## Aim of the task:
In the listing below, locate the lines bearing the word "Problemas". Copy every one of them.

* Start Source material *

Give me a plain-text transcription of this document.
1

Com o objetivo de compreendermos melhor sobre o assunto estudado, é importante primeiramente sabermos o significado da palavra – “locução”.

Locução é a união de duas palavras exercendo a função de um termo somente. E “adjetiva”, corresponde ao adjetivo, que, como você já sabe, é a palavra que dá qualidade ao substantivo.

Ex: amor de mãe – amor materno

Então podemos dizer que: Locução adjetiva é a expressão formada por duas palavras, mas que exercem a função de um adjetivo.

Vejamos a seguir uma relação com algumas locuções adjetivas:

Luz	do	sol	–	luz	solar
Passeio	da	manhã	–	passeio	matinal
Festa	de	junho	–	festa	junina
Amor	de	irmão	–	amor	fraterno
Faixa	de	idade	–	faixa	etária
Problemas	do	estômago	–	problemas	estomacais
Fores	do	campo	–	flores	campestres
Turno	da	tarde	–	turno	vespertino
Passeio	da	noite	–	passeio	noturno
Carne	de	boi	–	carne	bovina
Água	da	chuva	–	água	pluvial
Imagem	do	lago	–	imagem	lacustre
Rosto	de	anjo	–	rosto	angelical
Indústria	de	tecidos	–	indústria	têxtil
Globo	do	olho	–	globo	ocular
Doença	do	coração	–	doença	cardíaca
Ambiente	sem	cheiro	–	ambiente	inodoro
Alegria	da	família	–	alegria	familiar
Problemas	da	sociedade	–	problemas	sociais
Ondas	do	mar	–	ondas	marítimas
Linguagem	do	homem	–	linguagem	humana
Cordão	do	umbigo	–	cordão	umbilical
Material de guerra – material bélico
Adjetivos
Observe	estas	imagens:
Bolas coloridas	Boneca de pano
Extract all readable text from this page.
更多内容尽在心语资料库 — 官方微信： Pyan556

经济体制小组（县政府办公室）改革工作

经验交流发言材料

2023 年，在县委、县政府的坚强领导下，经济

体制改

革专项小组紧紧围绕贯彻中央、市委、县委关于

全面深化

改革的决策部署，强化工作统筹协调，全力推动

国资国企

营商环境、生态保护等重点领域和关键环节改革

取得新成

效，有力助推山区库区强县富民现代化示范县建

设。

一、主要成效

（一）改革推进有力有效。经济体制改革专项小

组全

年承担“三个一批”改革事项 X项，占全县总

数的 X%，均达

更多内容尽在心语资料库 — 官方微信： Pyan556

* End Source material *

## Task solution:
Problemas	do	estômago	–	problemas	estomacais
Problemas	da	sociedade	–	problemas	sociais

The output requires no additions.